Send each entry back exactly as given, pictures excluded.

## Record list
★ ★ ★

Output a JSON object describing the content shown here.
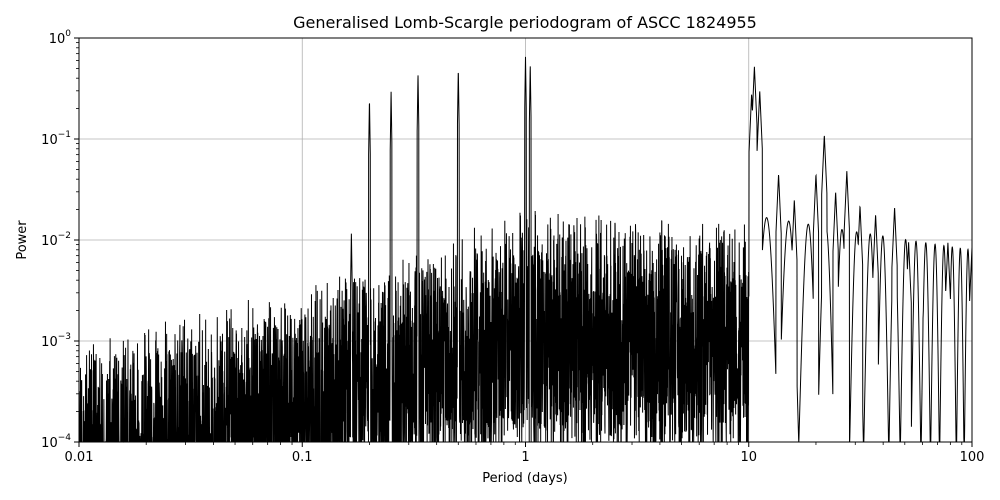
{
  "chart_data": {
    "type": "line",
    "title": "Generalised Lomb-Scargle periodogram of ASCC 1824955",
    "xlabel": "Period (days)",
    "ylabel": "Power",
    "xscale": "log",
    "yscale": "log",
    "xlim": [
      0.01,
      100
    ],
    "ylim": [
      0.0001,
      1
    ],
    "grid": true,
    "line_color": "#000000",
    "grid_color": "#b0b0b0",
    "x_ticks": [
      {
        "value": 0.01,
        "label": "0.01"
      },
      {
        "value": 0.1,
        "label": "0.1"
      },
      {
        "value": 1,
        "label": "1"
      },
      {
        "value": 10,
        "label": "10"
      },
      {
        "value": 100,
        "label": "100"
      }
    ],
    "y_ticks": [
      {
        "value": 0.0001,
        "base": "10",
        "exp": "−4"
      },
      {
        "value": 0.001,
        "base": "10",
        "exp": "−3"
      },
      {
        "value": 0.01,
        "base": "10",
        "exp": "−2"
      },
      {
        "value": 0.1,
        "base": "10",
        "exp": "−1"
      },
      {
        "value": 1,
        "base": "10",
        "exp": "0"
      }
    ],
    "series": [
      {
        "values_description_free": true,
        "peaks": [
          {
            "x": 0.166,
            "y": 0.012
          },
          {
            "x": 0.2,
            "y": 0.25
          },
          {
            "x": 0.25,
            "y": 0.3
          },
          {
            "x": 0.33,
            "y": 0.45
          },
          {
            "x": 0.5,
            "y": 0.5
          },
          {
            "x": 1.0,
            "y": 0.65
          },
          {
            "x": 1.05,
            "y": 0.55
          },
          {
            "x": 10.3,
            "y": 0.28
          },
          {
            "x": 10.6,
            "y": 0.52
          },
          {
            "x": 11.2,
            "y": 0.3
          },
          {
            "x": 13.6,
            "y": 0.045
          },
          {
            "x": 16.0,
            "y": 0.025
          },
          {
            "x": 20.0,
            "y": 0.045
          },
          {
            "x": 21.8,
            "y": 0.11
          },
          {
            "x": 24.5,
            "y": 0.03
          },
          {
            "x": 27.5,
            "y": 0.048
          },
          {
            "x": 31.5,
            "y": 0.022
          },
          {
            "x": 37.0,
            "y": 0.018
          },
          {
            "x": 45.0,
            "y": 0.021
          },
          {
            "x": 52.0,
            "y": 0.0095
          },
          {
            "x": 62.0,
            "y": 0.0065
          },
          {
            "x": 78.0,
            "y": 0.0095
          },
          {
            "x": 100.0,
            "y": 0.0085
          }
        ]
      }
    ]
  }
}
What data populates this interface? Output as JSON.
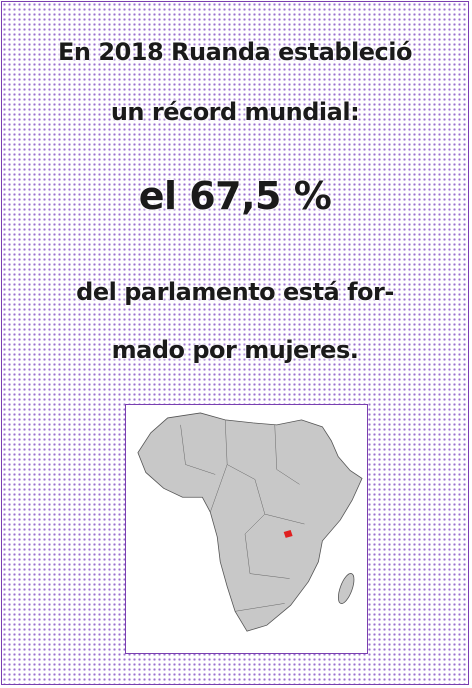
{
  "heading": [
    "En 2018 Ruanda estableció",
    "un récord mundial:"
  ],
  "highlight": "el 67,5 %",
  "body": [
    "del parlamento está for-",
    "mado por mujeres."
  ]
}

★ ★ ★

## Solution for this exercise
Output a JSON object describing the content shown here.
{
  "chart_data": {
    "type": "line",
    "title": "Generalised Lomb-Scargle periodogram of ASCC 1824955",
    "xlabel": "Period (days)",
    "ylabel": "Power",
    "xscale": "log",
    "yscale": "log",
    "xlim": [
      0.01,
      100
    ],
    "ylim": [
      0.0001,
      1
    ],
    "grid": true,
    "line_color": "#000000",
    "grid_color": "#b0b0b0",
    "x_ticks": [
      {
        "value": 0.01,
        "label": "0.01"
      },
      {
        "value": 0.1,
        "label": "0.1"
      },
      {
        "value": 1,
        "label": "1"
      },
      {
        "value": 10,
        "label": "10"
      },
      {
        "value": 100,
        "label": "100"
      }
    ],
    "y_ticks": [
      {
        "value": 0.0001,
        "base": "10",
        "exp": "−4"
      },
      {
        "value": 0.001,
        "base": "10",
        "exp": "−3"
      },
      {
        "value": 0.01,
        "base": "10",
        "exp": "−2"
      },
      {
        "value": 0.1,
        "base": "10",
        "exp": "−1"
      },
      {
        "value": 1,
        "base": "10",
        "exp": "0"
      }
    ],
    "series": [
      {
        "values_description_free": true,
        "peaks": [
          {
            "x": 0.166,
            "y": 0.012
          },
          {
            "x": 0.2,
            "y": 0.25
          },
          {
            "x": 0.25,
            "y": 0.3
          },
          {
            "x": 0.33,
            "y": 0.45
          },
          {
            "x": 0.5,
            "y": 0.5
          },
          {
            "x": 1.0,
            "y": 0.65
          },
          {
            "x": 1.05,
            "y": 0.55
          },
          {
            "x": 10.3,
            "y": 0.28
          },
          {
            "x": 10.6,
            "y": 0.52
          },
          {
            "x": 11.2,
            "y": 0.3
          },
          {
            "x": 13.6,
            "y": 0.045
          },
          {
            "x": 16.0,
            "y": 0.025
          },
          {
            "x": 20.0,
            "y": 0.045
          },
          {
            "x": 21.8,
            "y": 0.11
          },
          {
            "x": 24.5,
            "y": 0.03
          },
          {
            "x": 27.5,
            "y": 0.048
          },
          {
            "x": 31.5,
            "y": 0.022
          },
          {
            "x": 37.0,
            "y": 0.018
          },
          {
            "x": 45.0,
            "y": 0.021
          },
          {
            "x": 52.0,
            "y": 0.0095
          },
          {
            "x": 62.0,
            "y": 0.0065
          },
          {
            "x": 78.0,
            "y": 0.0095
          },
          {
            "x": 100.0,
            "y": 0.0085
          }
        ]
      }
    ]
  }
}
What data populates this interface? Output as JSON.
{
  "heading": [
    "En 2018 Ruanda estableció",
    "un récord mundial:"
  ],
  "highlight": "el 67,5 %",
  "body": [
    "del parlamento está for-",
    "mado por mujeres."
  ]
}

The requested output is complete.